> [Exercise description] All of the material should be reproduced exactly, with pictures left out.

> [Record excerpts]

•••

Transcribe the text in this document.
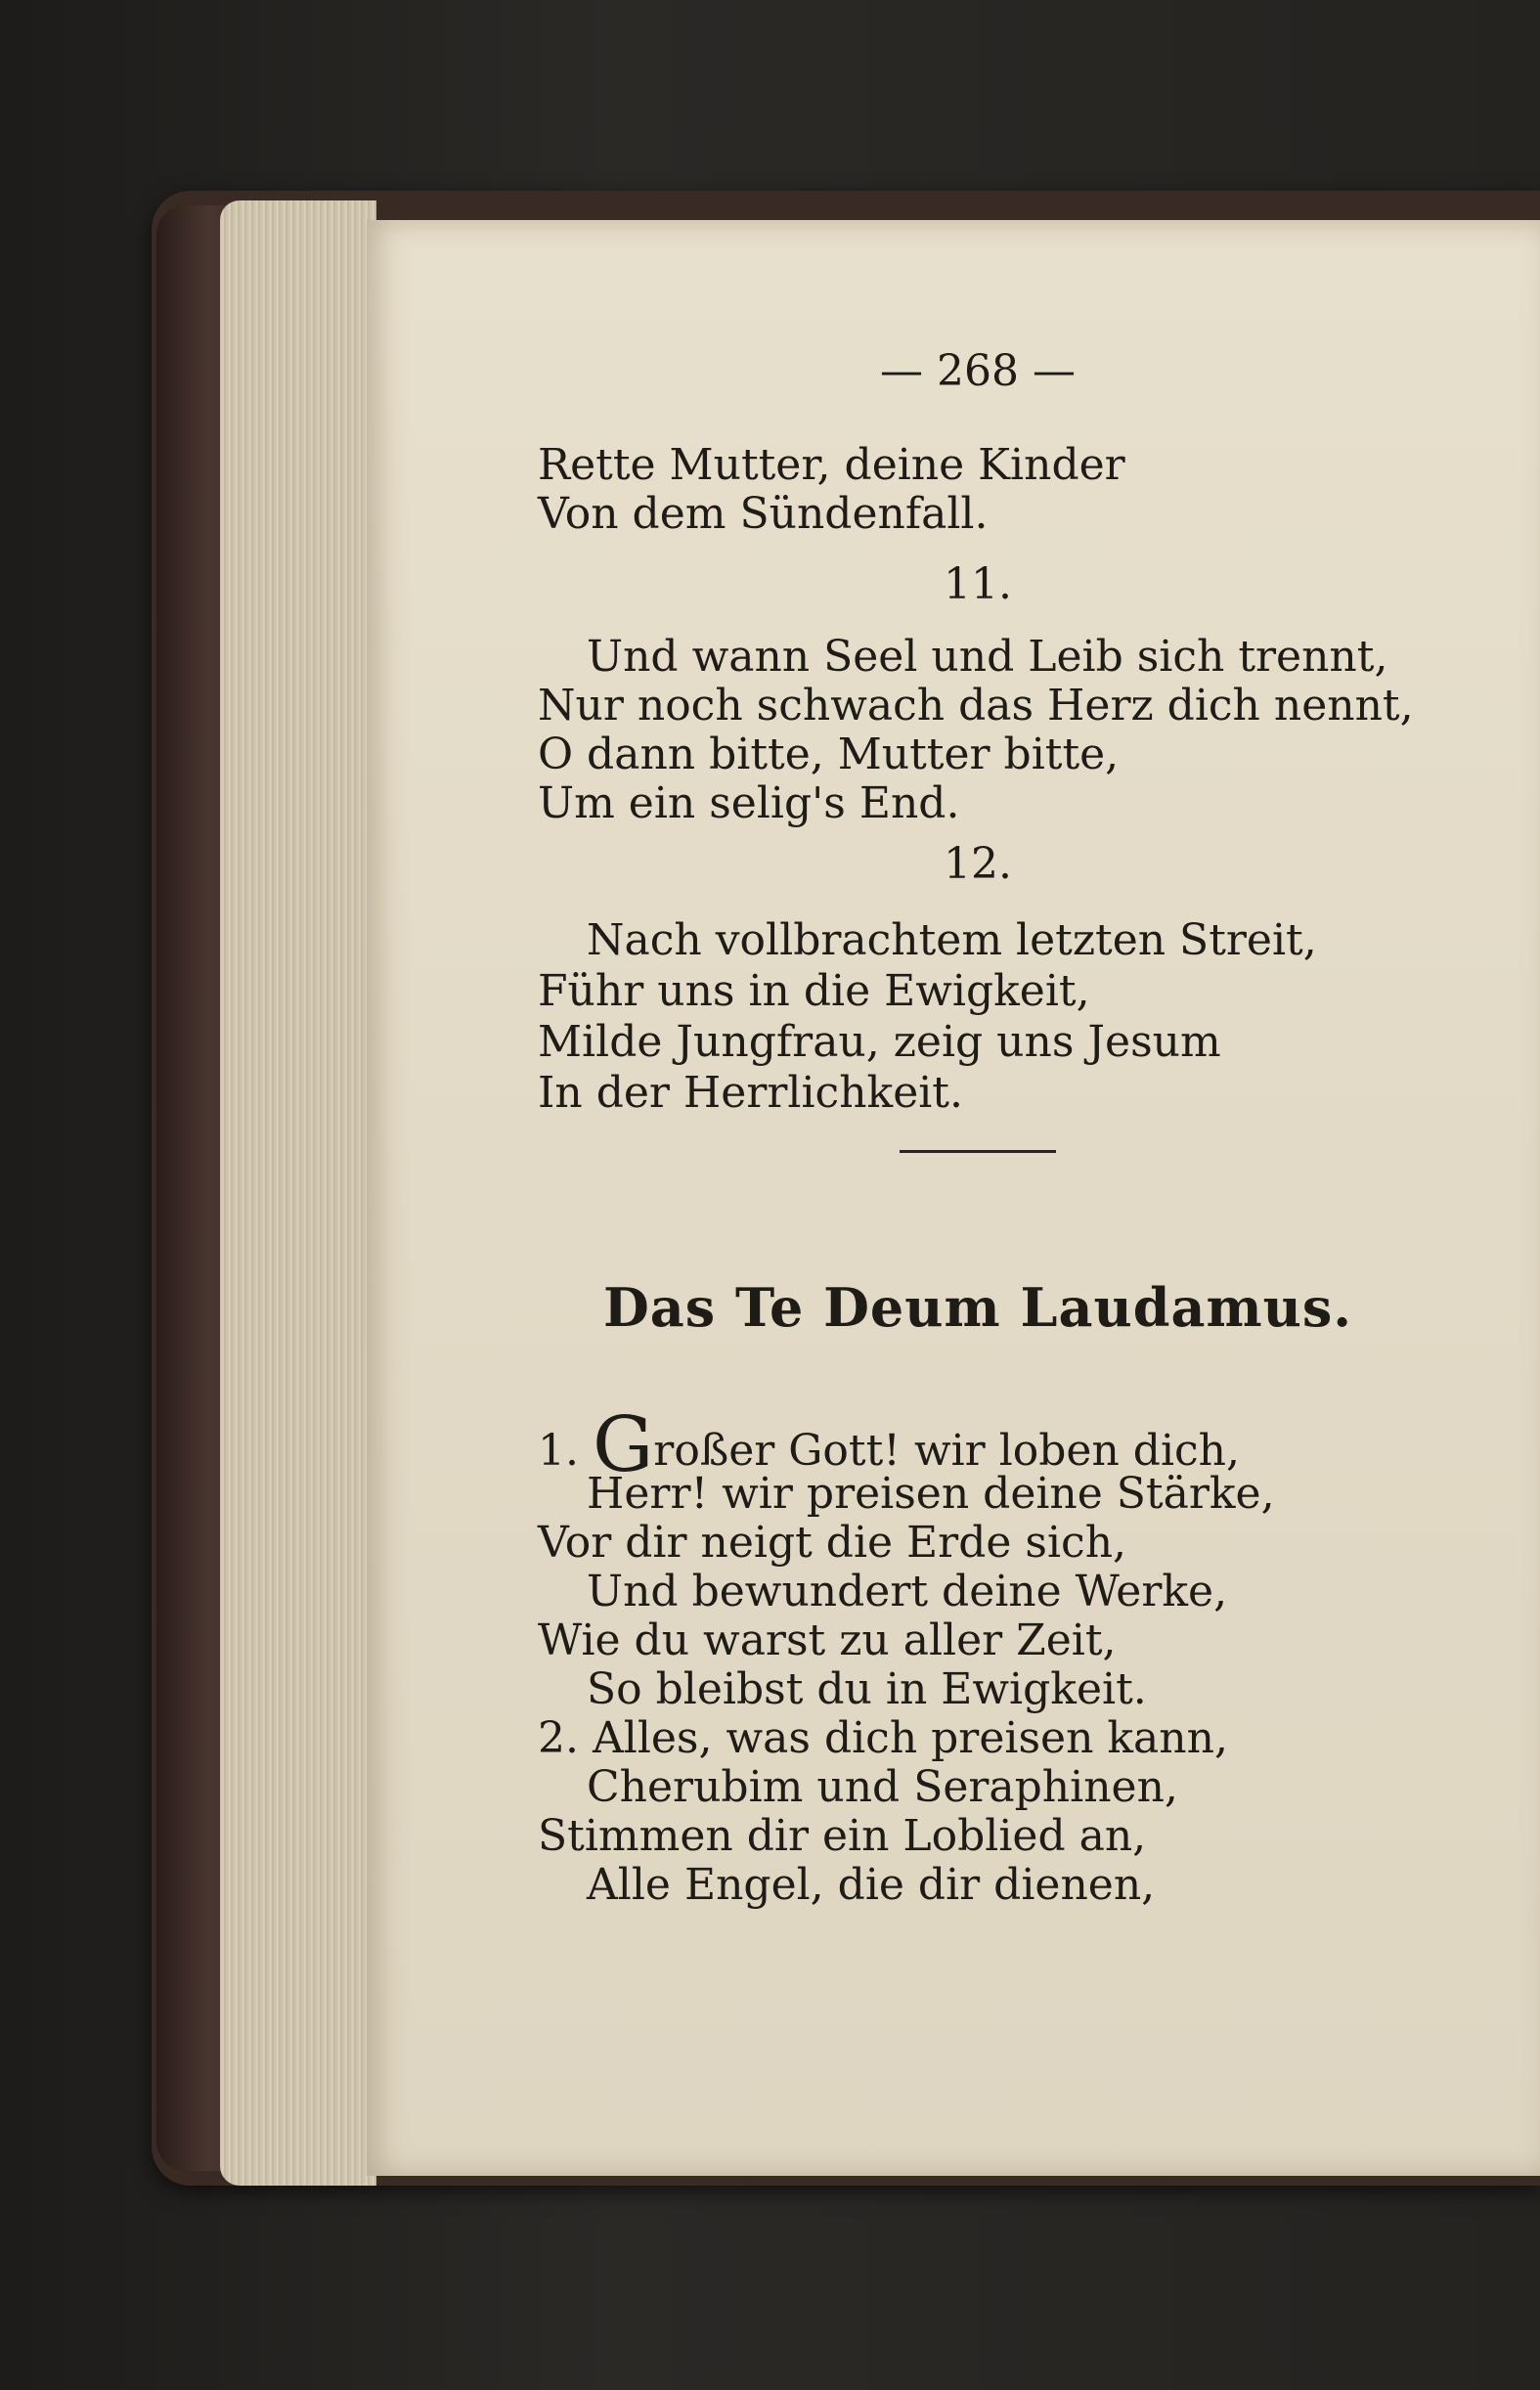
— 268 —
Rette Mutter, deine Kinder
Von dem Sündenfall.
11.
Und wann Seel und Leib sich trennt,
Nur noch schwach das Herz dich nennt,
O dann bitte, Mutter bitte,
Um ein selig's End.
12.
Nach vollbrachtem letzten Streit,
Führ uns in die Ewigkeit,
Milde Jungfrau, zeig uns Jesum
In der Herrlichkeit.
Das Te Deum Laudamus.
1. Großer Gott! wir loben dich,
Herr! wir preisen deine Stärke,
Vor dir neigt die Erde sich,
Und bewundert deine Werke,
Wie du warst zu aller Zeit,
So bleibst du in Ewigkeit.
2. Alles, was dich preisen kann,
Cherubim und Seraphinen,
Stimmen dir ein Loblied an,
Alle Engel, die dir dienen,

•••

> [Worked solution]
Transcribe the text in this document.
— 268 —
Rette Mutter, deine Kinder
Von dem Sündenfall.
11.
Und wann Seel und Leib sich trennt,
Nur noch schwach das Herz dich nennt,
O dann bitte, Mutter bitte,
Um ein selig's End.
12.
Nach vollbrachtem letzten Streit,
Führ uns in die Ewigkeit,
Milde Jungfrau, zeig uns Jesum
In der Herrlichkeit.
Das Te Deum Laudamus.
1. Großer Gott! wir loben dich,
Herr! wir preisen deine Stärke,
Vor dir neigt die Erde sich,
Und bewundert deine Werke,
Wie du warst zu aller Zeit,
So bleibst du in Ewigkeit.
2. Alles, was dich preisen kann,
Cherubim und Seraphinen,
Stimmen dir ein Loblied an,
Alle Engel, die dir dienen,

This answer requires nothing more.